Please restate the following records word for word.

[Dataset excerpt]
* BEGIN *

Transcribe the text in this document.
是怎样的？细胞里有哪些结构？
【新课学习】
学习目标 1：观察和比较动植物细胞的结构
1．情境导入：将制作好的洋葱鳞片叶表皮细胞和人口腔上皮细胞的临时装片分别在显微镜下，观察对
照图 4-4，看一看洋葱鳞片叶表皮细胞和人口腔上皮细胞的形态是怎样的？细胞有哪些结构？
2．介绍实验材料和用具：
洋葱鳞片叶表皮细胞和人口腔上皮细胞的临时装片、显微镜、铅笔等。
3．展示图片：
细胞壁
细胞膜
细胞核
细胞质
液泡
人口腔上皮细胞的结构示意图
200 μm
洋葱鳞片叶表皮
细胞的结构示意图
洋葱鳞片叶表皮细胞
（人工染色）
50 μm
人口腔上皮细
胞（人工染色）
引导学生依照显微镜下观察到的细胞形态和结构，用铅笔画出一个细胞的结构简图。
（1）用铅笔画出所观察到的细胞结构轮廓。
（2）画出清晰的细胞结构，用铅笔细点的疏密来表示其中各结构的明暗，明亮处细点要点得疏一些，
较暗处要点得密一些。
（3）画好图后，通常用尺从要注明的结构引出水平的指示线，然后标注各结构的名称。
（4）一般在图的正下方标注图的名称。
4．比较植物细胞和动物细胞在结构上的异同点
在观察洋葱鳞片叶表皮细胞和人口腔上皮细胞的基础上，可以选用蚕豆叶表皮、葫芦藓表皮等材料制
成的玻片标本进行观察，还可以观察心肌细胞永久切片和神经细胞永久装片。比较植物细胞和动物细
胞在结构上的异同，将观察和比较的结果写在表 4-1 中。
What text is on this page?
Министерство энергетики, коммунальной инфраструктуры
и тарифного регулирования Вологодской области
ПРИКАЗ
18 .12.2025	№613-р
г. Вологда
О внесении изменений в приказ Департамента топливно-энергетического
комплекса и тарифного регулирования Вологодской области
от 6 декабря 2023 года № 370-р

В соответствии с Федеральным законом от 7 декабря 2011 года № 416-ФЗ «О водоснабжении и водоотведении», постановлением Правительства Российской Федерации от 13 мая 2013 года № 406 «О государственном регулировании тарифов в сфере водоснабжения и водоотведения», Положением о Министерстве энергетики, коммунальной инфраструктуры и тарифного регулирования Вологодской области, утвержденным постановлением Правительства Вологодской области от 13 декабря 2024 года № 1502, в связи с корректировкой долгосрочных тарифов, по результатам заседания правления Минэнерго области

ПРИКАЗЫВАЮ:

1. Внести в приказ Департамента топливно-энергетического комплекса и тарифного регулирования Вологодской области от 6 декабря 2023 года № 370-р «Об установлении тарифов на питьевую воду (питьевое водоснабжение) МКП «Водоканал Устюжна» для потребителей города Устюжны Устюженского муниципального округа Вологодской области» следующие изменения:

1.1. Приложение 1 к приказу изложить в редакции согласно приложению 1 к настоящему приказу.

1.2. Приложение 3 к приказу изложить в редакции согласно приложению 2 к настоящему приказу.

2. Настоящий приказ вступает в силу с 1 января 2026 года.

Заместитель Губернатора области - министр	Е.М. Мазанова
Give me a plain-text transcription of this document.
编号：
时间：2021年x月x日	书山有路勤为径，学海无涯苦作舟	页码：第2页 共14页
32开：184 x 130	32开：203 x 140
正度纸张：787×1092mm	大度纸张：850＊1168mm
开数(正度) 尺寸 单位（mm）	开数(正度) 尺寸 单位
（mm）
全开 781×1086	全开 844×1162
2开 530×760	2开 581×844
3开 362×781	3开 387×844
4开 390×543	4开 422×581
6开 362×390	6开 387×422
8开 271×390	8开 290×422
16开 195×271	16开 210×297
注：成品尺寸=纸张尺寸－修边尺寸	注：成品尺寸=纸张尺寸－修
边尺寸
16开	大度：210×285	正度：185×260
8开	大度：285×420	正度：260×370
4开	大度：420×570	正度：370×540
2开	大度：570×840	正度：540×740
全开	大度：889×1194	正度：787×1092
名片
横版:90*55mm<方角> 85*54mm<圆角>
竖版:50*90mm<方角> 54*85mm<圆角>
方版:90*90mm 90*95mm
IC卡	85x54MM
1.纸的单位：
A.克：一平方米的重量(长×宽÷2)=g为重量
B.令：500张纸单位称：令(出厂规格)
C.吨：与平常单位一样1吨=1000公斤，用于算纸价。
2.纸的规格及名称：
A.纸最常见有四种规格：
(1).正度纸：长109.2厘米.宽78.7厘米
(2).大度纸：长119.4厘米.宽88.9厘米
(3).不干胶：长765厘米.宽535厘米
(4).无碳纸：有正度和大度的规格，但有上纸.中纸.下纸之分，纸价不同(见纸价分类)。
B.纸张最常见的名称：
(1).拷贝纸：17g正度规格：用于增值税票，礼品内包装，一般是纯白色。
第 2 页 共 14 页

* END *

• [Reply to the exercise]
Transcribe the text in this document.
是怎样的？细胞里有哪些结构？
【新课学习】
学习目标 1：观察和比较动植物细胞的结构
1．情境导入：将制作好的洋葱鳞片叶表皮细胞和人口腔上皮细胞的临时装片分别在显微镜下，观察对
照图 4-4，看一看洋葱鳞片叶表皮细胞和人口腔上皮细胞的形态是怎样的？细胞有哪些结构？
2．介绍实验材料和用具：
洋葱鳞片叶表皮细胞和人口腔上皮细胞的临时装片、显微镜、铅笔等。
3．展示图片：
细胞壁
细胞膜
细胞核
细胞质
液泡
人口腔上皮细胞的结构示意图
200 μm
洋葱鳞片叶表皮
细胞的结构示意图
洋葱鳞片叶表皮细胞
（人工染色）
50 μm
人口腔上皮细
胞（人工染色）
引导学生依照显微镜下观察到的细胞形态和结构，用铅笔画出一个细胞的结构简图。
（1）用铅笔画出所观察到的细胞结构轮廓。
（2）画出清晰的细胞结构，用铅笔细点的疏密来表示其中各结构的明暗，明亮处细点要点得疏一些，
较暗处要点得密一些。
（3）画好图后，通常用尺从要注明的结构引出水平的指示线，然后标注各结构的名称。
（4）一般在图的正下方标注图的名称。
4．比较植物细胞和动物细胞在结构上的异同点
在观察洋葱鳞片叶表皮细胞和人口腔上皮细胞的基础上，可以选用蚕豆叶表皮、葫芦藓表皮等材料制
成的玻片标本进行观察，还可以观察心肌细胞永久切片和神经细胞永久装片。比较植物细胞和动物细
胞在结构上的异同，将观察和比较的结果写在表 4-1 中。
What text is on this page?
Министерство энергетики, коммунальной инфраструктуры
и тарифного регулирования Вологодской области
ПРИКАЗ
18 .12.2025	№613-р
г. Вологда
О внесении изменений в приказ Департамента топливно-энергетического
комплекса и тарифного регулирования Вологодской области
от 6 декабря 2023 года № 370-р

В соответствии с Федеральным законом от 7 декабря 2011 года № 416-ФЗ «О водоснабжении и водоотведении», постановлением Правительства Российской Федерации от 13 мая 2013 года № 406 «О государственном регулировании тарифов в сфере водоснабжения и водоотведения», Положением о Министерстве энергетики, коммунальной инфраструктуры и тарифного регулирования Вологодской области, утвержденным постановлением Правительства Вологодской области от 13 декабря 2024 года № 1502, в связи с корректировкой долгосрочных тарифов, по результатам заседания правления Минэнерго области

ПРИКАЗЫВАЮ:

1. Внести в приказ Департамента топливно-энергетического комплекса и тарифного регулирования Вологодской области от 6 декабря 2023 года № 370-р «Об установлении тарифов на питьевую воду (питьевое водоснабжение) МКП «Водоканал Устюжна» для потребителей города Устюжны Устюженского муниципального округа Вологодской области» следующие изменения:

1.1. Приложение 1 к приказу изложить в редакции согласно приложению 1 к настоящему приказу.

1.2. Приложение 3 к приказу изложить в редакции согласно приложению 2 к настоящему приказу.

2. Настоящий приказ вступает в силу с 1 января 2026 года.

Заместитель Губернатора области - министр	Е.М. Мазанова
Give me a plain-text transcription of this document.
编号：
时间：2021年x月x日	书山有路勤为径，学海无涯苦作舟	页码：第2页 共14页
32开：184 x 130	32开：203 x 140
正度纸张：787×1092mm	大度纸张：850＊1168mm
开数(正度) 尺寸 单位（mm）	开数(正度) 尺寸 单位
（mm）
全开 781×1086	全开 844×1162
2开 530×760	2开 581×844
3开 362×781	3开 387×844
4开 390×543	4开 422×581
6开 362×390	6开 387×422
8开 271×390	8开 290×422
16开 195×271	16开 210×297
注：成品尺寸=纸张尺寸－修边尺寸	注：成品尺寸=纸张尺寸－修
边尺寸
16开	大度：210×285	正度：185×260
8开	大度：285×420	正度：260×370
4开	大度：420×570	正度：370×540
2开	大度：570×840	正度：540×740
全开	大度：889×1194	正度：787×1092
名片
横版:90*55mm<方角> 85*54mm<圆角>
竖版:50*90mm<方角> 54*85mm<圆角>
方版:90*90mm 90*95mm
IC卡	85x54MM
1.纸的单位：
A.克：一平方米的重量(长×宽÷2)=g为重量
B.令：500张纸单位称：令(出厂规格)
C.吨：与平常单位一样1吨=1000公斤，用于算纸价。
2.纸的规格及名称：
A.纸最常见有四种规格：
(1).正度纸：长109.2厘米.宽78.7厘米
(2).大度纸：长119.4厘米.宽88.9厘米
(3).不干胶：长765厘米.宽535厘米
(4).无碳纸：有正度和大度的规格，但有上纸.中纸.下纸之分，纸价不同(见纸价分类)。
B.纸张最常见的名称：
(1).拷贝纸：17g正度规格：用于增值税票，礼品内包装，一般是纯白色。
第 2 页 共 14 页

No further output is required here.